Rows from a figure dataset
— Begin —

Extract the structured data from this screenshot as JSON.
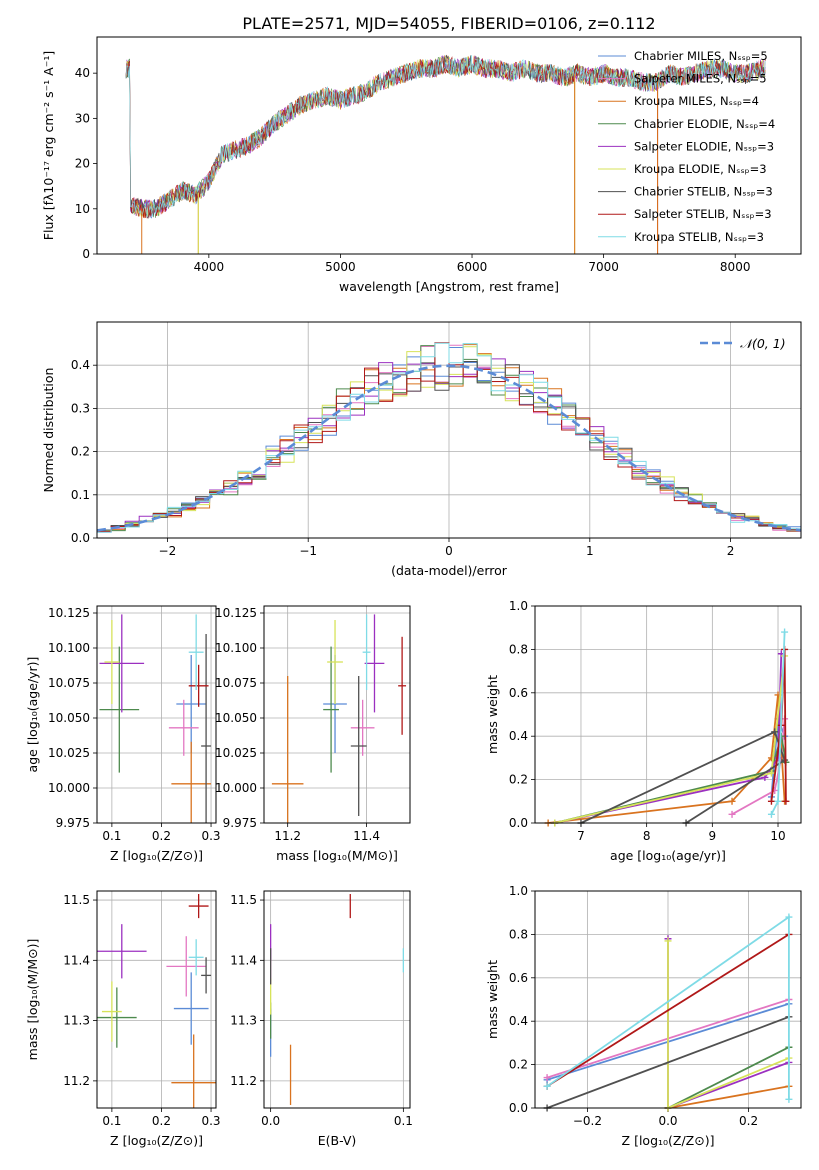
{
  "suptitle": "PLATE=2571, MJD=54055, FIBERID=0106, z=0.112",
  "colors": [
    "#5b8bd6",
    "#e377c2",
    "#d9731f",
    "#4d8a4d",
    "#9b30c0",
    "#d7e35a",
    "#505050",
    "#b01818",
    "#7fdbe6"
  ],
  "chart_data": [
    {
      "id": "spectrum",
      "type": "line",
      "xlabel": "wavelength [Angstrom, rest frame]",
      "ylabel": "Flux [fλ10⁻¹⁷ erg cm⁻² s⁻¹ A⁻¹]",
      "xlim": [
        3150,
        8500
      ],
      "ylim": [
        0,
        48
      ],
      "xticks": [
        4000,
        5000,
        6000,
        7000,
        8000
      ],
      "yticks": [
        0,
        10,
        20,
        30,
        40
      ],
      "spectrum_x": [
        3400,
        3500,
        3600,
        3700,
        3800,
        3900,
        4000,
        4100,
        4200,
        4300,
        4400,
        4500,
        4600,
        4700,
        4800,
        4900,
        5000,
        5100,
        5200,
        5300,
        5400,
        5500,
        5600,
        5700,
        5800,
        5900,
        6000,
        6100,
        6200,
        6300,
        6400,
        6500,
        6600,
        6700,
        6800,
        6900,
        7000,
        7100,
        7200,
        7300,
        7400,
        7500,
        7600,
        7700,
        7800,
        7900,
        8000,
        8100,
        8200
      ],
      "spectrum_y": [
        11,
        10,
        10,
        12,
        14,
        13,
        16,
        22,
        23,
        24,
        26,
        29,
        31,
        33,
        34,
        35,
        34,
        35,
        36,
        38,
        39,
        40,
        41,
        41,
        42,
        41,
        42,
        41,
        41,
        40,
        41,
        40,
        40,
        39,
        40,
        39,
        40,
        39,
        39,
        38,
        38,
        40,
        39,
        40,
        41,
        41,
        40,
        40,
        41
      ],
      "legend": [
        {
          "name": "Chabrier MILES, Nₛₛₚ=5"
        },
        {
          "name": "Salpeter MILES, Nₛₛₚ=5"
        },
        {
          "name": "Kroupa MILES, Nₛₛₚ=4"
        },
        {
          "name": "Chabrier ELODIE, Nₛₛₚ=4"
        },
        {
          "name": "Salpeter ELODIE, Nₛₛₚ=3"
        },
        {
          "name": "Kroupa ELODIE, Nₛₛₚ=3"
        },
        {
          "name": "Chabrier STELIB, Nₛₛₚ=3"
        },
        {
          "name": "Salpeter STELIB, Nₛₛₚ=3"
        },
        {
          "name": "Kroupa STELIB, Nₛₛₚ=3"
        }
      ]
    },
    {
      "id": "residuals",
      "type": "line",
      "xlabel": "(data-model)/error",
      "ylabel": "Normed distribution",
      "xlim": [
        -2.5,
        2.5
      ],
      "ylim": [
        0,
        0.5
      ],
      "xticks": [
        -2,
        -1,
        0,
        1,
        2
      ],
      "yticks": [
        0.0,
        0.1,
        0.2,
        0.3,
        0.4
      ],
      "grid": true,
      "legend_label": "𝒩(0, 1)",
      "legend_position": "top-right"
    },
    {
      "id": "age_vs_Z",
      "type": "scatter",
      "xlabel": "Z [log₁₀(Z/Z⊙)]",
      "ylabel": "age  [log₁₀(age/yr)]",
      "xlim": [
        0.07,
        0.31
      ],
      "ylim": [
        9.975,
        10.13
      ],
      "xticks": [
        0.1,
        0.2,
        0.3
      ],
      "yticks": [
        9.975,
        10.0,
        10.025,
        10.05,
        10.075,
        10.1,
        10.125
      ],
      "grid": true,
      "points": [
        {
          "c": 0,
          "x": 0.26,
          "y": 10.06,
          "xerr": 0.03,
          "yerr": 0.035
        },
        {
          "c": 1,
          "x": 0.245,
          "y": 10.043,
          "xerr": 0.03,
          "yerr": 0.02
        },
        {
          "c": 2,
          "x": 0.26,
          "y": 10.003,
          "xerr": 0.04,
          "yerr": 0.03
        },
        {
          "c": 3,
          "x": 0.115,
          "y": 10.056,
          "xerr": 0.04,
          "yerr": 0.045
        },
        {
          "c": 4,
          "x": 0.12,
          "y": 10.089,
          "xerr": 0.045,
          "yerr": 0.035
        },
        {
          "c": 5,
          "x": 0.1,
          "y": 10.09,
          "xerr": 0.015,
          "yerr": 0.03
        },
        {
          "c": 6,
          "x": 0.29,
          "y": 10.03,
          "xerr": 0.01,
          "yerr": 0.08
        },
        {
          "c": 7,
          "x": 0.275,
          "y": 10.073,
          "xerr": 0.02,
          "yerr": 0.015
        },
        {
          "c": 8,
          "x": 0.27,
          "y": 10.097,
          "xerr": 0.015,
          "yerr": 0.027
        }
      ]
    },
    {
      "id": "age_vs_mass",
      "type": "scatter",
      "xlabel": "mass [log₁₀(M/M⊙)]",
      "ylabel": "",
      "xlim": [
        11.14,
        11.51
      ],
      "ylim": [
        9.975,
        10.13
      ],
      "xticks": [
        11.2,
        11.4
      ],
      "yticks": [
        9.975,
        10.0,
        10.025,
        10.05,
        10.075,
        10.1,
        10.125
      ],
      "grid": true,
      "points": [
        {
          "c": 0,
          "x": 11.32,
          "y": 10.06,
          "xerr": 0.03,
          "yerr": 0.035
        },
        {
          "c": 1,
          "x": 11.39,
          "y": 10.043,
          "xerr": 0.03,
          "yerr": 0.02
        },
        {
          "c": 2,
          "x": 11.2,
          "y": 10.003,
          "xerr": 0.04,
          "yerr": 0.077
        },
        {
          "c": 3,
          "x": 11.31,
          "y": 10.056,
          "xerr": 0.02,
          "yerr": 0.045
        },
        {
          "c": 4,
          "x": 11.42,
          "y": 10.089,
          "xerr": 0.025,
          "yerr": 0.035
        },
        {
          "c": 5,
          "x": 11.32,
          "y": 10.09,
          "xerr": 0.02,
          "yerr": 0.03
        },
        {
          "c": 6,
          "x": 11.38,
          "y": 10.03,
          "xerr": 0.02,
          "yerr": 0.05
        },
        {
          "c": 7,
          "x": 11.49,
          "y": 10.073,
          "xerr": 0.01,
          "yerr": 0.035
        },
        {
          "c": 8,
          "x": 11.4,
          "y": 10.097,
          "xerr": 0.01,
          "yerr": 0.027
        }
      ]
    },
    {
      "id": "weight_vs_age",
      "type": "line",
      "xlabel": "age  [log₁₀(age/yr)]",
      "ylabel": "mass weight",
      "xlim": [
        6.3,
        10.35
      ],
      "ylim": [
        0,
        1
      ],
      "xticks": [
        7,
        8,
        9,
        10
      ],
      "yticks": [
        0.0,
        0.2,
        0.4,
        0.6,
        0.8,
        1.0
      ],
      "grid": true,
      "series": [
        {
          "c": 0,
          "x": [
            9.9,
            10.0,
            10.1
          ],
          "y": [
            0.12,
            0.48,
            0.4
          ]
        },
        {
          "c": 1,
          "x": [
            9.3,
            9.95,
            10.05,
            10.1
          ],
          "y": [
            0.04,
            0.15,
            0.3,
            0.48
          ]
        },
        {
          "c": 2,
          "x": [
            6.5,
            9.3,
            9.9,
            10.0,
            10.1
          ],
          "y": [
            0.0,
            0.1,
            0.3,
            0.59,
            0.1
          ]
        },
        {
          "c": 3,
          "x": [
            6.6,
            9.9,
            10.05,
            10.12
          ],
          "y": [
            0.0,
            0.24,
            0.4,
            0.28
          ]
        },
        {
          "c": 4,
          "x": [
            6.6,
            9.8,
            10.0,
            10.05
          ],
          "y": [
            0.0,
            0.21,
            0.3,
            0.78
          ]
        },
        {
          "c": 5,
          "x": [
            6.6,
            9.9,
            10.1
          ],
          "y": [
            0.0,
            0.23,
            0.77
          ]
        },
        {
          "c": 6,
          "x": [
            7.0,
            9.95,
            10.1,
            8.6
          ],
          "y": [
            0.0,
            0.42,
            0.29,
            0.0
          ]
        },
        {
          "c": 7,
          "x": [
            9.9,
            10.05,
            10.1,
            10.12
          ],
          "y": [
            0.1,
            0.45,
            0.8,
            0.1
          ]
        },
        {
          "c": 8,
          "x": [
            9.9,
            10.0,
            10.1
          ],
          "y": [
            0.04,
            0.1,
            0.88
          ]
        }
      ]
    },
    {
      "id": "mass_vs_Z",
      "type": "scatter",
      "xlabel": "Z [log₁₀(Z/Z⊙)]",
      "ylabel": "mass [log₁₀(M/M⊙)]",
      "xlim": [
        0.07,
        0.31
      ],
      "ylim": [
        11.155,
        11.515
      ],
      "xticks": [
        0.1,
        0.2,
        0.3
      ],
      "yticks": [
        11.2,
        11.3,
        11.4,
        11.5
      ],
      "grid": true,
      "points": [
        {
          "c": 0,
          "x": 0.26,
          "y": 11.32,
          "xerr": 0.035,
          "yerr": 0.06
        },
        {
          "c": 1,
          "x": 0.25,
          "y": 11.39,
          "xerr": 0.04,
          "yerr": 0.05
        },
        {
          "c": 2,
          "x": 0.265,
          "y": 11.197,
          "xerr": 0.045,
          "yerr": 0.08
        },
        {
          "c": 3,
          "x": 0.11,
          "y": 11.305,
          "xerr": 0.04,
          "yerr": 0.05
        },
        {
          "c": 4,
          "x": 0.12,
          "y": 11.415,
          "xerr": 0.05,
          "yerr": 0.045
        },
        {
          "c": 5,
          "x": 0.1,
          "y": 11.315,
          "xerr": 0.02,
          "yerr": 0.05
        },
        {
          "c": 6,
          "x": 0.29,
          "y": 11.375,
          "xerr": 0.01,
          "yerr": 0.03
        },
        {
          "c": 7,
          "x": 0.275,
          "y": 11.49,
          "xerr": 0.02,
          "yerr": 0.02
        },
        {
          "c": 8,
          "x": 0.27,
          "y": 11.405,
          "xerr": 0.015,
          "yerr": 0.03
        }
      ]
    },
    {
      "id": "mass_vs_ebv",
      "type": "scatter",
      "xlabel": "E(B-V)",
      "ylabel": "",
      "xlim": [
        -0.005,
        0.105
      ],
      "ylim": [
        11.155,
        11.515
      ],
      "xticks": [
        0.0,
        0.1
      ],
      "yticks": [
        11.2,
        11.3,
        11.4,
        11.5
      ],
      "grid": true,
      "points": [
        {
          "c": 0,
          "x": 0.0,
          "y": 11.28,
          "xerr": 0,
          "yerr": 0.04
        },
        {
          "c": 1,
          "x": 0.0,
          "y": 11.39,
          "xerr": 0,
          "yerr": 0.03
        },
        {
          "c": 2,
          "x": 0.015,
          "y": 11.21,
          "xerr": 0,
          "yerr": 0.05
        },
        {
          "c": 3,
          "x": 0.0,
          "y": 11.3,
          "xerr": 0,
          "yerr": 0.03
        },
        {
          "c": 4,
          "x": 0.0,
          "y": 11.43,
          "xerr": 0,
          "yerr": 0.03
        },
        {
          "c": 5,
          "x": 0.0,
          "y": 11.34,
          "xerr": 0,
          "yerr": 0.03
        },
        {
          "c": 6,
          "x": 0.0,
          "y": 11.39,
          "xerr": 0,
          "yerr": 0.03
        },
        {
          "c": 7,
          "x": 0.06,
          "y": 11.49,
          "xerr": 0,
          "yerr": 0.02
        },
        {
          "c": 8,
          "x": 0.1,
          "y": 11.4,
          "xerr": 0,
          "yerr": 0.02
        }
      ]
    },
    {
      "id": "weight_vs_Z",
      "type": "line",
      "xlabel": "Z [log₁₀(Z/Z⊙)]",
      "ylabel": "mass weight",
      "xlim": [
        -0.33,
        0.33
      ],
      "ylim": [
        0,
        1
      ],
      "xticks": [
        -0.2,
        0.0,
        0.2
      ],
      "yticks": [
        0.0,
        0.2,
        0.4,
        0.6,
        0.8,
        1.0
      ],
      "grid": true,
      "series": [
        {
          "c": 0,
          "x": [
            -0.3,
            0.3
          ],
          "y": [
            0.13,
            0.48
          ]
        },
        {
          "c": 1,
          "x": [
            -0.3,
            0.3
          ],
          "y": [
            0.14,
            0.5
          ]
        },
        {
          "c": 2,
          "x": [
            0.0,
            0.3
          ],
          "y": [
            0.0,
            0.1
          ]
        },
        {
          "c": 3,
          "x": [
            0.0,
            0.3
          ],
          "y": [
            0.0,
            0.28
          ]
        },
        {
          "c": 4,
          "x": [
            0.0,
            0.0,
            0.3
          ],
          "y": [
            0.78,
            0.0,
            0.21
          ]
        },
        {
          "c": 5,
          "x": [
            0.0,
            0.0,
            0.3
          ],
          "y": [
            0.77,
            0.0,
            0.23
          ]
        },
        {
          "c": 6,
          "x": [
            -0.3,
            0.3
          ],
          "y": [
            0.0,
            0.42
          ]
        },
        {
          "c": 7,
          "x": [
            -0.3,
            0.3
          ],
          "y": [
            0.1,
            0.8
          ]
        },
        {
          "c": 8,
          "x": [
            -0.3,
            0.3,
            0.3
          ],
          "y": [
            0.1,
            0.88,
            0.04
          ]
        }
      ]
    }
  ]
}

— End —

* _DIRECTIONS FOR THIS TASK_: Where a line of the data holds "MILES", show that line.

* _RESULT_:
          "name": "Chabrier MILES, Nₛₛₚ=5"
          "name": "Salpeter MILES, Nₛₛₚ=5"
          "name": "Kroupa MILES, Nₛₛₚ=4"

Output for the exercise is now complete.